— START —

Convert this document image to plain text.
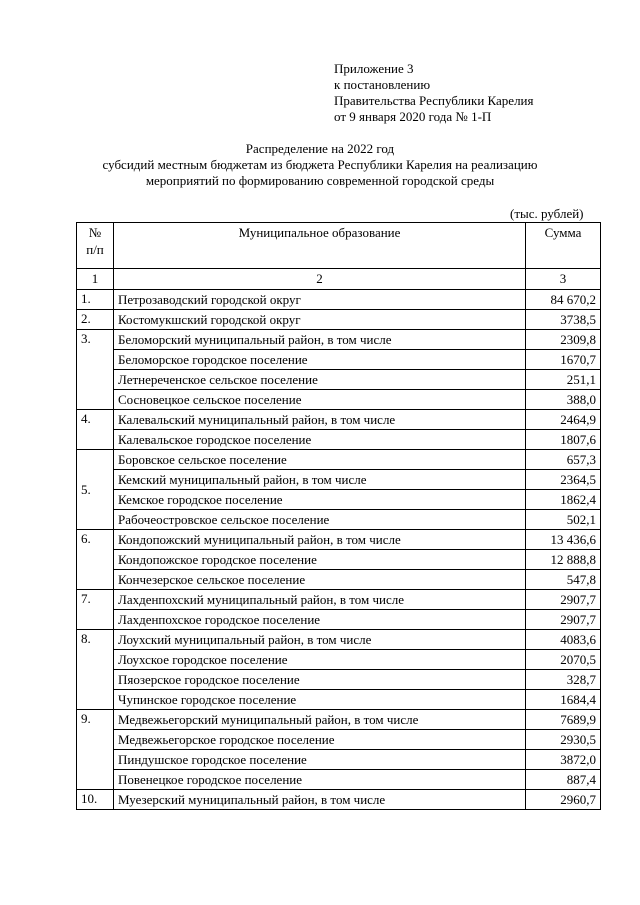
Приложение 3
к постановлению
Правительства Республики Карелия
от 9 января 2020 года № 1-П
Распределение на 2022 год
субсидий местным бюджетам из бюджета Республики Карелия на реализацию
мероприятий по формированию современной городской среды
(тыс. рублей)
№
п/п	Муниципальное образование	Сумма
1	2	3
1.	Петрозаводский городской округ	84 670,2
2.	Костомукшский городской округ	3738,5
3.	Беломорский муниципальный район, в том числе	2309,8
	Беломорское городское поселение	1670,7
	Летнереченское сельское поселение	251,1
	Сосновецкое сельское поселение	388,0
4.	Калевальский муниципальный район, в том числе	2464,9
	Калевальское городское поселение	1807,6
5.	Боровское сельское поселение	657,3
	Кемский муниципальный район, в том числе	2364,5
	Кемское городское поселение	1862,4
	Рабочеостровское сельское поселение	502,1
6.	Кондопожский муниципальный район, в том числе	13 436,6
	Кондопожское городское поселение	12 888,8
	Кончезерское сельское поселение	547,8
7.	Лахденпохский муниципальный район, в том числе	2907,7
	Лахденпохское городское поселение	2907,7
8.	Лоухский муниципальный район, в том числе	4083,6
	Лоухское городское поселение	2070,5
	Пяозерское городское поселение	328,7
	Чупинское городское поселение	1684,4
9.	Медвежьегорский муниципальный район, в том числе	7689,9
	Медвежьегорское городское поселение	2930,5
	Пиндушское городское поселение	3872,0
	Повенецкое городское поселение	887,4
10.	Муезерский муниципальный район, в том числе	2960,7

— END —

== Given task ==
Print all of the records shown above exactly, leaving out each picture.

== Final result ==
Convert this document image to plain text.
Приложение 3
к постановлению
Правительства Республики Карелия
от 9 января 2020 года № 1-П
Распределение на 2022 год
субсидий местным бюджетам из бюджета Республики Карелия на реализацию
мероприятий по формированию современной городской среды
(тыс. рублей)
№
п/п	Муниципальное образование	Сумма
1	2	3
1.	Петрозаводский городской округ	84 670,2
2.	Костомукшский городской округ	3738,5
3.	Беломорский муниципальный район, в том числе	2309,8
	Беломорское городское поселение	1670,7
	Летнереченское сельское поселение	251,1
	Сосновецкое сельское поселение	388,0
4.	Калевальский муниципальный район, в том числе	2464,9
	Калевальское городское поселение	1807,6
5.	Боровское сельское поселение	657,3
	Кемский муниципальный район, в том числе	2364,5
	Кемское городское поселение	1862,4
	Рабочеостровское сельское поселение	502,1
6.	Кондопожский муниципальный район, в том числе	13 436,6
	Кондопожское городское поселение	12 888,8
	Кончезерское сельское поселение	547,8
7.	Лахденпохский муниципальный район, в том числе	2907,7
	Лахденпохское городское поселение	2907,7
8.	Лоухский муниципальный район, в том числе	4083,6
	Лоухское городское поселение	2070,5
	Пяозерское городское поселение	328,7
	Чупинское городское поселение	1684,4
9.	Медвежьегорский муниципальный район, в том числе	7689,9
	Медвежьегорское городское поселение	2930,5
	Пиндушское городское поселение	3872,0
	Повенецкое городское поселение	887,4
10.	Муезерский муниципальный район, в том числе	2960,7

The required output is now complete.